__Work to do__
Resume the passage on Fred Hoyle and stellar nucleosynthesis, picking up right after its last sentence.

__Document excerpt__
It is not a legend, it has been actually demonstrated by
Fred Hoyle, Britain's best known astronomer and physicist (until Stephen
Hawking). A fascinating and controversial personality, Professor Sir
Hoyle pioneered multiple researches and wrote groundbreaking science
papers, causing major disputes in the scientific world with his
revolutionary theories.
The
most important was his discovery, together with the American physicist
William Fowler, in 1957, of the way that the heavy elements found in
the human body - such as Oxygen, Carbon, Iron - were created by nuclear
reactions inside the stars which, in a later phase, exploded and from
whose relics the solar system was born. He called this process nucleosynthesis. In other words, we are literally made of stardust.
However,
this epochal discovery triggered an immense controversy and, ultimately, Fowler, not
Hoyle, was the one rewarded with the Nobel Prize.

(Layout element annotations)

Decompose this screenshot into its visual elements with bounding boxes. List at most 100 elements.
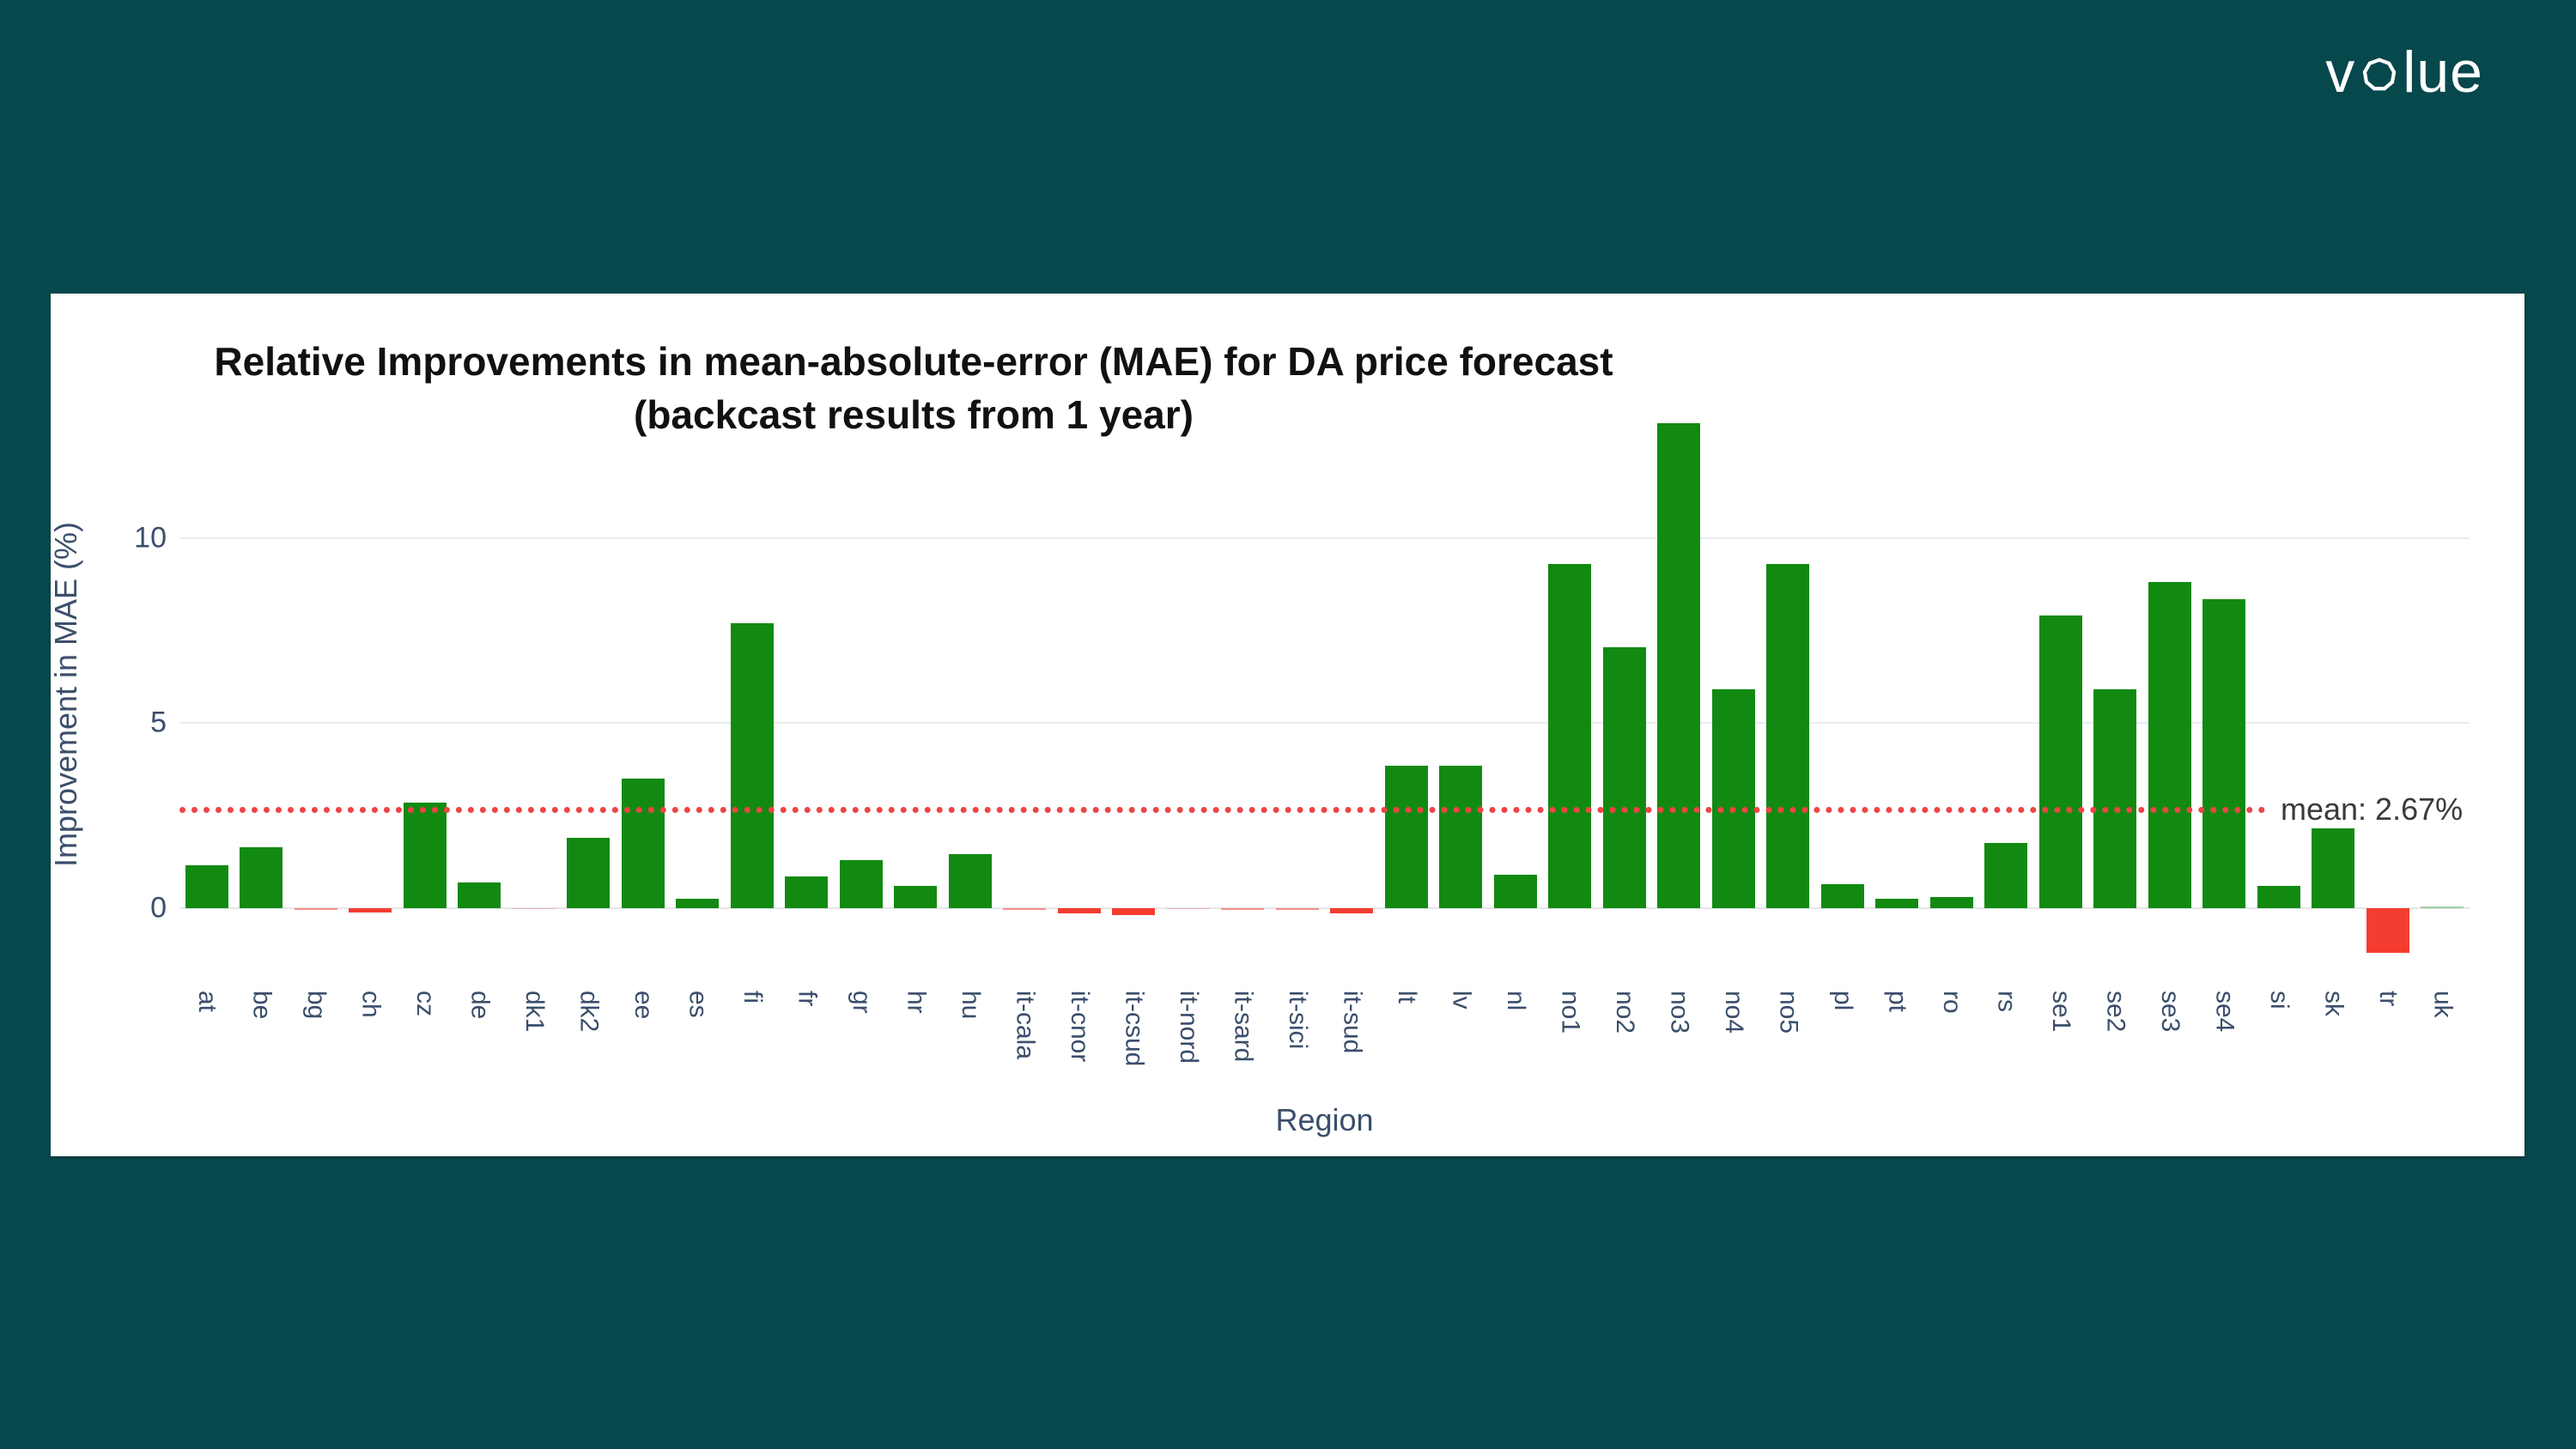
bar-nl: [1493, 874, 1537, 908]
logo-polygon-o-icon: [2355, 38, 2403, 106]
x-tick-label-uk: uk: [2428, 991, 2458, 1018]
chart-title-line1: Relative Improvements in mean-absolute-e…: [214, 339, 1613, 384]
x-tick-label-gr: gr: [847, 991, 876, 1014]
bar-at: [185, 865, 228, 908]
x-tick-label-ro: ro: [1937, 991, 1966, 1014]
bar-ch: [349, 907, 392, 912]
bar-be: [240, 846, 283, 908]
x-tick-label-bg: bg: [301, 991, 331, 1020]
logo-letters-lue: lue: [2403, 39, 2483, 105]
x-tick-label-hu: hu: [956, 991, 985, 1020]
x-tick-label-be: be: [247, 991, 276, 1020]
x-tick-label-it-sici: it-sici: [1283, 991, 1312, 1050]
x-tick-label-no2: no2: [1610, 991, 1639, 1034]
gridline-10: [179, 537, 2470, 539]
x-tick-label-dk1: dk1: [519, 991, 549, 1033]
x-tick-label-it-sud: it-sud: [1338, 991, 1367, 1054]
x-tick-label-se2: se2: [2101, 991, 2130, 1033]
bar-fr: [785, 876, 828, 908]
volue-logo: v lue: [2325, 38, 2483, 106]
x-axis-title: Region: [1275, 1102, 1374, 1137]
y-tick-label-10: 10: [134, 521, 167, 555]
x-tick-label-it-csud: it-csud: [1120, 991, 1149, 1067]
zero-gridline: [179, 906, 2470, 909]
bar-se2: [2093, 689, 2136, 908]
bar-gr: [839, 859, 883, 908]
bar-bg: [294, 907, 337, 911]
x-tick-label-no5: no5: [1774, 991, 1803, 1034]
x-tick-label-rs: rs: [1992, 991, 2021, 1012]
bar-sk: [2312, 828, 2354, 908]
x-tick-label-fi: fi: [738, 991, 767, 1003]
bar-no3: [1657, 422, 1700, 908]
bar-it-nord: [1166, 907, 1210, 910]
x-tick-label-it-nord: it-nord: [1174, 991, 1203, 1064]
x-tick-label-si: si: [2264, 991, 2293, 1009]
chart-card: Relative Improvements in mean-absolute-e…: [48, 294, 2524, 1156]
bar-dk1: [512, 907, 556, 910]
chart-title-line2: (backcast results from 1 year): [634, 392, 1194, 437]
x-tick-label-it-cala: it-cala: [1011, 991, 1040, 1060]
bar-hr: [894, 885, 937, 908]
x-tick-label-se1: se1: [2046, 991, 2075, 1033]
bar-pl: [1820, 883, 1864, 908]
x-tick-label-lv: lv: [1447, 991, 1476, 1009]
bar-tr: [2366, 907, 2409, 953]
bar-se3: [2148, 582, 2191, 908]
x-tick-label-de: de: [465, 991, 495, 1020]
bar-it-sici: [1275, 907, 1319, 911]
bar-it-cala: [1003, 907, 1046, 910]
gridline-5: [179, 722, 2470, 724]
bar-ee: [621, 778, 665, 908]
bar-de: [458, 882, 501, 908]
bar-lt: [1384, 765, 1428, 908]
bar-no5: [1766, 563, 1809, 908]
x-tick-label-nl: nl: [1501, 991, 1530, 1011]
x-tick-label-pt: pt: [1883, 991, 1912, 1013]
x-tick-label-no1: no1: [1556, 991, 1585, 1034]
x-tick-label-se4: se4: [2210, 991, 2239, 1033]
bar-uk: [2421, 906, 2464, 908]
bar-fi: [730, 622, 774, 908]
bar-lv: [1439, 765, 1482, 908]
bar-ro: [1929, 896, 1973, 908]
x-tick-label-ch: ch: [356, 991, 386, 1018]
x-tick-label-sk: sk: [2319, 991, 2348, 1016]
bar-no2: [1602, 646, 1646, 908]
bar-no4: [1711, 689, 1755, 908]
x-tick-label-lt: lt: [1392, 991, 1421, 1003]
bar-rs: [1984, 843, 2027, 908]
x-tick-label-no3: no3: [1665, 991, 1694, 1034]
bar-pt: [1875, 898, 1918, 908]
bar-it-csud: [1112, 907, 1155, 916]
bar-dk2: [567, 837, 610, 908]
x-tick-label-pl: pl: [1828, 991, 1857, 1011]
bar-hu: [948, 854, 992, 908]
bar-si: [2257, 885, 2300, 908]
bar-it-cnor: [1057, 907, 1101, 914]
y-tick-label-5: 5: [150, 706, 167, 739]
bar-no1: [1548, 563, 1591, 908]
bar-es: [676, 898, 719, 908]
x-tick-label-ee: ee: [629, 991, 658, 1020]
mean-line: [179, 806, 2266, 813]
x-tick-label-es: es: [683, 991, 713, 1018]
bar-se1: [2038, 615, 2082, 908]
x-tick-label-se3: se3: [2155, 991, 2184, 1033]
x-tick-label-it-cnor: it-cnor: [1065, 991, 1094, 1063]
bar-it-sard: [1221, 907, 1264, 910]
x-tick-label-tr: tr: [2373, 991, 2403, 1007]
plot-area: 0 5 10 at be bg ch cz de dk1 dk2 ee es fi fr gr hr hu it-c…: [134, 412, 2470, 1066]
chart-title: Relative Improvements in mean-absolute-e…: [51, 335, 1777, 441]
x-tick-label-hr: hr: [902, 991, 931, 1014]
bar-se4: [2202, 598, 2245, 908]
logo-letter-v: v: [2325, 39, 2356, 105]
x-tick-label-it-sard: it-sard: [1229, 991, 1258, 1063]
x-tick-label-at: at: [192, 991, 222, 1013]
y-tick-label-0: 0: [150, 891, 167, 925]
x-tick-label-dk2: dk2: [574, 991, 604, 1033]
bar-it-sud: [1330, 907, 1373, 914]
x-tick-label-cz: cz: [410, 991, 440, 1016]
x-tick-label-fr: fr: [793, 991, 822, 1007]
x-tick-label-no4: no4: [1719, 991, 1748, 1034]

__Response to the task__
Hoyle also was the one who coined that the term 'big bang' theory - which
describes how the universe was created in a cataclysmic explosion and
has been expanding ever since - was flawed. In his opinion, the big bang
could not have taken place unless space and time already existed. This
led him to propose a 'steady-state' universe in which matter is
continually generated by a yet unknown mechanism. In 1994 he wrote, 'Big-Bang cosmology refers to an epoch that cannot
be reached by any form of astronomy, and, in more than two decades, it has not produced
a single successful prediction'.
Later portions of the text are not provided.